### THE REQUEST:
In the excerpt about the U.S. immigration bill, how much did the Indian global IT services industry contribute to U.S. GDP according to the IHS report?

The bill seeks to bring in amendments to the Immigration and Nationality Act to eliminate the per-country limitation for employment-based immigrants. However, another provision will bar 50:50 companies (those with 50 employees and more in the U.S. or with 50 percent of staff on H-1B work visas) from bringing in more employees on H-1B into the U.S.

Nasscom Vice-President and Head - Global Trade Development Shivendra Singh said Nasscom strongly supported the removal of the per-country caps on green cards as was the original intent of the Bill.

"However, we strongly oppose the the process being followed and some discriminatory provisions of the Bill that deal with the unrelated matter of H-1B visas. The H-1B provisions have been inserted, so as to overcome the objections to hotlining the bill," Singh told PTI.

Hotlining a Bill is a procedure in the U.S. - commonly used to move it quickly - when the proposal is called to pass without a vote (by unanimous consent).

Singh said any legislation with such significant impact should not be taken up via the expedited procedures of a Senate "hotline".

"Senators and companies impacted by it should be given a fair chance to fully understand and comment on its impacts," he added.

Singh explained that S.386, the Fairness for High-Skilled Immigrants Act of 2019, will bar one part of the Indian global IT services industry (50:50 companies) from tapping the global talent pool to address skills shortages and aid their U.S. based clients, most of them being 75 percent of the Fortune 500 players.

"According to a IHS report, the Indian global IT services industry contributed nearly $57 billion to the U.S. Gross Domestic Product and accounted for over half a million direct and indirect jobs across America. This (legislation) may have a serious and damaging impact on their future investment and job creation in the U.S., and impact U.S. innovation and disrupt the competitive landscape," he said.

Singh added that the Senate should be given time to carefully consider the implications of the amendment.

### DATA EXCERPT:
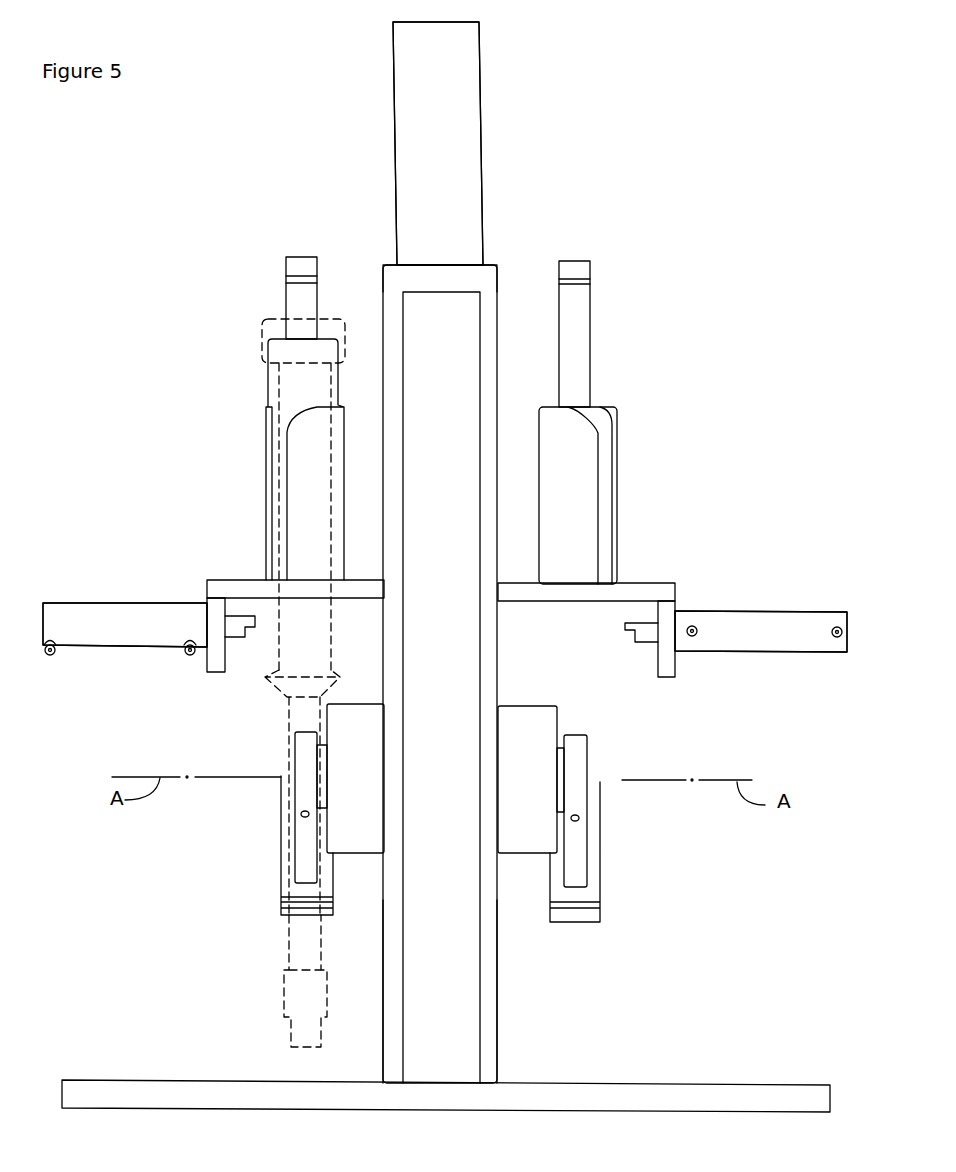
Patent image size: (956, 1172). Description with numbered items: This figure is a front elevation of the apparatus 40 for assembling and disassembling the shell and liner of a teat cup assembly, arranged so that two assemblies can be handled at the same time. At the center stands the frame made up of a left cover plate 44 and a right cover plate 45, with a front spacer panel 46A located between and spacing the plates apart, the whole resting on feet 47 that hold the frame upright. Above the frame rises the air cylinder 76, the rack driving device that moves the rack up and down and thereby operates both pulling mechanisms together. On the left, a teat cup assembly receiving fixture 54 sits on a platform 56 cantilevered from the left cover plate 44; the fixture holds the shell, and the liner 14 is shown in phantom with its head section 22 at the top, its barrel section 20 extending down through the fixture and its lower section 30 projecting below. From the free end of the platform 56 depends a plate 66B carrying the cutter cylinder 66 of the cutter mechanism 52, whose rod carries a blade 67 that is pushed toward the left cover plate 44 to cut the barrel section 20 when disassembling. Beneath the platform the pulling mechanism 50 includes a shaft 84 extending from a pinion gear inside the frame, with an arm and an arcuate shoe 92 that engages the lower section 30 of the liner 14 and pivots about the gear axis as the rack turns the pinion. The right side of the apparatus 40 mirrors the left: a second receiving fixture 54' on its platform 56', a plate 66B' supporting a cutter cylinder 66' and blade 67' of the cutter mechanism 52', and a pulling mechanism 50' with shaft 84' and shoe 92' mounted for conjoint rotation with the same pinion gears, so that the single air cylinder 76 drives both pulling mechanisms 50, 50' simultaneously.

### OUTPUT BELOW:
Nearly $57 billion.